AVAILABLE DATA:
################
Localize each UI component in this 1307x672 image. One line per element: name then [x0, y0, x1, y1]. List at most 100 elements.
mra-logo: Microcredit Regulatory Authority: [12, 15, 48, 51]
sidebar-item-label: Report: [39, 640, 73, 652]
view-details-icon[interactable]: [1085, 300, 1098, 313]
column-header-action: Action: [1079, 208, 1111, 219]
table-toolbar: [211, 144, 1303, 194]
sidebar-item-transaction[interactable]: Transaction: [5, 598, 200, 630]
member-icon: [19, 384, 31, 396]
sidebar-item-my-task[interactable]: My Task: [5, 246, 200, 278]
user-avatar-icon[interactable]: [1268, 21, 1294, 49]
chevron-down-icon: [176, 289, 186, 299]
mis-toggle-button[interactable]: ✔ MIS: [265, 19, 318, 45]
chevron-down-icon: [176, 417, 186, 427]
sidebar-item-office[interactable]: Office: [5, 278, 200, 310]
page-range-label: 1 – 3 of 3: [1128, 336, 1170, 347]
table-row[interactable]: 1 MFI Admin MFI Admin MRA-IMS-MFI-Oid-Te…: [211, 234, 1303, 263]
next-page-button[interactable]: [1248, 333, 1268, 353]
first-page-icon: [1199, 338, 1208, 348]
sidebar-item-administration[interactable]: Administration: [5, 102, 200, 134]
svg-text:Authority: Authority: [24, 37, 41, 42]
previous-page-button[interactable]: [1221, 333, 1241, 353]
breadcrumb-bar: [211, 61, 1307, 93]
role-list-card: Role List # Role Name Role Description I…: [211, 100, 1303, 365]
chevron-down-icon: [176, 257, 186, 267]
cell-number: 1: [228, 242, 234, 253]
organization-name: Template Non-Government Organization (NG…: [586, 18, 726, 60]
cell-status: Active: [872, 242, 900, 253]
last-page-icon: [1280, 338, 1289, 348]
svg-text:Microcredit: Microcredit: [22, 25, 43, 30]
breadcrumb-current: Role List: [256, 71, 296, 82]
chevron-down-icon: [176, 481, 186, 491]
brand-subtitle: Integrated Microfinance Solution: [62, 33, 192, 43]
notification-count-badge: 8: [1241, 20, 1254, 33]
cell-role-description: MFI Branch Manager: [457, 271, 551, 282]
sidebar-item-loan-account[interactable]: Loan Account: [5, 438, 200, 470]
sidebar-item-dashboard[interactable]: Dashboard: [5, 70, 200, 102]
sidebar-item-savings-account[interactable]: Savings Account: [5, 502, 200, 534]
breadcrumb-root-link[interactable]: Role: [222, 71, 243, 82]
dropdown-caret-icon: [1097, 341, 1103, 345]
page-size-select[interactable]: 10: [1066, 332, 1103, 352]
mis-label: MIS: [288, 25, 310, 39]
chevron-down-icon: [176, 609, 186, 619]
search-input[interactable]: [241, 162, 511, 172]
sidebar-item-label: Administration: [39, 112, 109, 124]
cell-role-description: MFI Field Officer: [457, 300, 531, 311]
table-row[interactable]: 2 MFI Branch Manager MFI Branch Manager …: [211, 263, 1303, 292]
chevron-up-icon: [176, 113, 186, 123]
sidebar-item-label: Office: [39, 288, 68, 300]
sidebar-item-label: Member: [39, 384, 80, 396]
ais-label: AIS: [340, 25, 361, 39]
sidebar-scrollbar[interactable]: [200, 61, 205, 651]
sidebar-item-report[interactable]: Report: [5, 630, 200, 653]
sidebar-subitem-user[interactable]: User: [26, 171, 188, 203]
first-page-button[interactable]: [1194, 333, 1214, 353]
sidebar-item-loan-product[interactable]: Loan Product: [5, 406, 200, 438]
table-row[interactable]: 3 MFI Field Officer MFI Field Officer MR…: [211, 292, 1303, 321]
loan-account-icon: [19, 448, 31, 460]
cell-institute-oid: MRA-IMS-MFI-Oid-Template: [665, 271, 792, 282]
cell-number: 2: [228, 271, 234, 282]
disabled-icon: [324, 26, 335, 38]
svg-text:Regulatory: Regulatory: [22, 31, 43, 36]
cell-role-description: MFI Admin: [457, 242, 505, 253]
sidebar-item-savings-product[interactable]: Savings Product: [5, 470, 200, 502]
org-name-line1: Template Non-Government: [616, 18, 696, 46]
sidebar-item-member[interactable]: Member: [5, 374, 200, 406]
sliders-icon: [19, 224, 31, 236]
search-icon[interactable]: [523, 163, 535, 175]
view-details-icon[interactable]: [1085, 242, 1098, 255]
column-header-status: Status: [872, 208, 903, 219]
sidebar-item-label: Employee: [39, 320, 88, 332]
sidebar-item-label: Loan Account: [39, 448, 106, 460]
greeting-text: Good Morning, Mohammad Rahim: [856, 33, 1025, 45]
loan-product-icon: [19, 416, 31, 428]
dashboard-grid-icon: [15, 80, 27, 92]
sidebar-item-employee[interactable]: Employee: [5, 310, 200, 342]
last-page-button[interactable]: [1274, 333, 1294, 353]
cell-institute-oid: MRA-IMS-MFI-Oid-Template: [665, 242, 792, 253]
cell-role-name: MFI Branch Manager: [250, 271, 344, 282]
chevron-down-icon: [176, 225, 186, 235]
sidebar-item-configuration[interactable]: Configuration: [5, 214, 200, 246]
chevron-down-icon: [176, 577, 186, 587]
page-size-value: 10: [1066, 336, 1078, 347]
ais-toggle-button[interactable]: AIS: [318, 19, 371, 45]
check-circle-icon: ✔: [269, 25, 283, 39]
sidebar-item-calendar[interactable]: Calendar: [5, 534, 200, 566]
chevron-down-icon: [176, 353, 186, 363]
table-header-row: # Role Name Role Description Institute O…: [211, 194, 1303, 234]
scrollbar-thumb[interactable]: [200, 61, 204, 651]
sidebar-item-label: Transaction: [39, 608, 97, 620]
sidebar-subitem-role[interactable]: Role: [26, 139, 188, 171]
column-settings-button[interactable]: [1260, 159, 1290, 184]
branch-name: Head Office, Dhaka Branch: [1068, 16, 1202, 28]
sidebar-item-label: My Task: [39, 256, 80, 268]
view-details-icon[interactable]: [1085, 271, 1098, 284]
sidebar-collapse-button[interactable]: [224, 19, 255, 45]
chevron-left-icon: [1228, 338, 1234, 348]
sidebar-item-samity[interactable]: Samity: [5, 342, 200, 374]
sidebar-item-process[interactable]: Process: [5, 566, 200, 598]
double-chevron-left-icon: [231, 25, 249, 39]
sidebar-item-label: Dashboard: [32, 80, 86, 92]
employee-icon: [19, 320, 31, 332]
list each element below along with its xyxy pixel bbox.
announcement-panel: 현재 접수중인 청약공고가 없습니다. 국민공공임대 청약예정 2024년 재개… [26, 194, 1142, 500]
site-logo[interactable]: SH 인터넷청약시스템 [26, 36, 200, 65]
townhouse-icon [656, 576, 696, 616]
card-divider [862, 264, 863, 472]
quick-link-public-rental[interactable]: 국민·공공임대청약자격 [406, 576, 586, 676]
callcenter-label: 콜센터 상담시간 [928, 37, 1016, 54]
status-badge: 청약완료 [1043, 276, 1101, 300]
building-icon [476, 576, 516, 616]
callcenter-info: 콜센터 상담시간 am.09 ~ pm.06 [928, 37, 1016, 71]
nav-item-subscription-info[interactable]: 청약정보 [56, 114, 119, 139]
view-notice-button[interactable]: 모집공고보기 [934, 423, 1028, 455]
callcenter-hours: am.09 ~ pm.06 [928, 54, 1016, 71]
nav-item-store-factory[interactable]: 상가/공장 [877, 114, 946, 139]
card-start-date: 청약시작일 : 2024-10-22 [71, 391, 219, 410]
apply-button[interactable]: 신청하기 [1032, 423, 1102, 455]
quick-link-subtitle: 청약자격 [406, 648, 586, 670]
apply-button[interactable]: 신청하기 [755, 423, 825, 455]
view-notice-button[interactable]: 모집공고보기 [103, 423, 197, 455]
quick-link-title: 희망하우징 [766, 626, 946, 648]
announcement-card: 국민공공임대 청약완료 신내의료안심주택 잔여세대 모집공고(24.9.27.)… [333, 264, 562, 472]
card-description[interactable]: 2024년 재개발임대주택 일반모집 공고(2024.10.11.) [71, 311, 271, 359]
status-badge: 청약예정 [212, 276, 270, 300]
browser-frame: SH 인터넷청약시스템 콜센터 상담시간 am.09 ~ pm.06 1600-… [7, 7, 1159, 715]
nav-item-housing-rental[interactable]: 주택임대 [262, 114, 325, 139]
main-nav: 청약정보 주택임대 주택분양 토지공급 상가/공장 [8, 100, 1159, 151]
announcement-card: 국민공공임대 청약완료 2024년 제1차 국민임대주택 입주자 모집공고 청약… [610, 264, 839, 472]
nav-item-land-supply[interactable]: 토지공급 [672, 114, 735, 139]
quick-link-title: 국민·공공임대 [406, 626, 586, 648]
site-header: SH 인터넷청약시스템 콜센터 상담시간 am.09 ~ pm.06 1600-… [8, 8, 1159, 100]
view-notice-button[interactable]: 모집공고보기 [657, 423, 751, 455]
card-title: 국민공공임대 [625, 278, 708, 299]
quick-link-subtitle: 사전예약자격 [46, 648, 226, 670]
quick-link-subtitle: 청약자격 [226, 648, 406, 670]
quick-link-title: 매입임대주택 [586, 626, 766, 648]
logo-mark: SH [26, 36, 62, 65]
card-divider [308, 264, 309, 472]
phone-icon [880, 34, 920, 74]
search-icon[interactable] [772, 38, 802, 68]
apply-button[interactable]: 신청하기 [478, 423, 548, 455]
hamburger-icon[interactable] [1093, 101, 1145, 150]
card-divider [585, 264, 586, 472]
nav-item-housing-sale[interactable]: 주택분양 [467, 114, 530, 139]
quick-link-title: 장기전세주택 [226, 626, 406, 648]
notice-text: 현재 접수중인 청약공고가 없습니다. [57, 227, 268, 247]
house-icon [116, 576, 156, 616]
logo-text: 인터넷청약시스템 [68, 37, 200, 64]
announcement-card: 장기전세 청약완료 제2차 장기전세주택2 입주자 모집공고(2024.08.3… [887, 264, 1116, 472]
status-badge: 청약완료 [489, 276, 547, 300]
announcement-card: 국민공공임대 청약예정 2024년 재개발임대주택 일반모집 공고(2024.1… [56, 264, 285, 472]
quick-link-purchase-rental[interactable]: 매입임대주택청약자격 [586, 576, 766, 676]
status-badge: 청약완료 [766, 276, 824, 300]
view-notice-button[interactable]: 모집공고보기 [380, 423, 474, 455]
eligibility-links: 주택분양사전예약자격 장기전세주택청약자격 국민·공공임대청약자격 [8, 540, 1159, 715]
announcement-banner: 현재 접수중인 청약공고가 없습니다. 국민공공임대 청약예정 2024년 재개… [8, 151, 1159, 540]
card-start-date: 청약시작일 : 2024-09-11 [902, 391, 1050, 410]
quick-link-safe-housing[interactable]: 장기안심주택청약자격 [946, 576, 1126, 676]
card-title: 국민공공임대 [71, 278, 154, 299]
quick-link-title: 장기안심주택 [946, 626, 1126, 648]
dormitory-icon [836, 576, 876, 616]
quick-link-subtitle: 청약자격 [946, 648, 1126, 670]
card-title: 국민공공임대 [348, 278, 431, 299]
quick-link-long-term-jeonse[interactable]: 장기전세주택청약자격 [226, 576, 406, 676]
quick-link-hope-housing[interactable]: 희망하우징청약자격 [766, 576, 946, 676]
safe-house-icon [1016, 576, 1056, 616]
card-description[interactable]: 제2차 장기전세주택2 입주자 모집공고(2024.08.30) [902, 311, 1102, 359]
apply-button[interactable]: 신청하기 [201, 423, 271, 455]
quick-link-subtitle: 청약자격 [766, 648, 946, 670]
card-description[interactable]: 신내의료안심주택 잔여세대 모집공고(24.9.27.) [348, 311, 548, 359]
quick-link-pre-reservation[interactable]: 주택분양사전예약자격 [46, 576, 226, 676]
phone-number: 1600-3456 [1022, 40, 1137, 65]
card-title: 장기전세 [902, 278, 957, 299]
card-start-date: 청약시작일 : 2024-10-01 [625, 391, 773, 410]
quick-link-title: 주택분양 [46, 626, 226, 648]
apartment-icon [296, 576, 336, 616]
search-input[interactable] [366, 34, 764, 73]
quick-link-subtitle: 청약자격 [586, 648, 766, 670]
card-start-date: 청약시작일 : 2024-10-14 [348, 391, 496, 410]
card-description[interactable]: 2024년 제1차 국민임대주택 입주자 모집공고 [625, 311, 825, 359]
################
Copy out the rows without any change, from the first row through the row containing "sidebar-item-label: Report: [39, 640, 73, 652]", inclusive.

Localize each UI component in this 1307x672 image. One line per element: name then [x0, y0, x1, y1]. List at most 100 elements.
mra-logo: Microcredit Regulatory Authority: [12, 15, 48, 51]
sidebar-item-label: Report: [39, 640, 73, 652]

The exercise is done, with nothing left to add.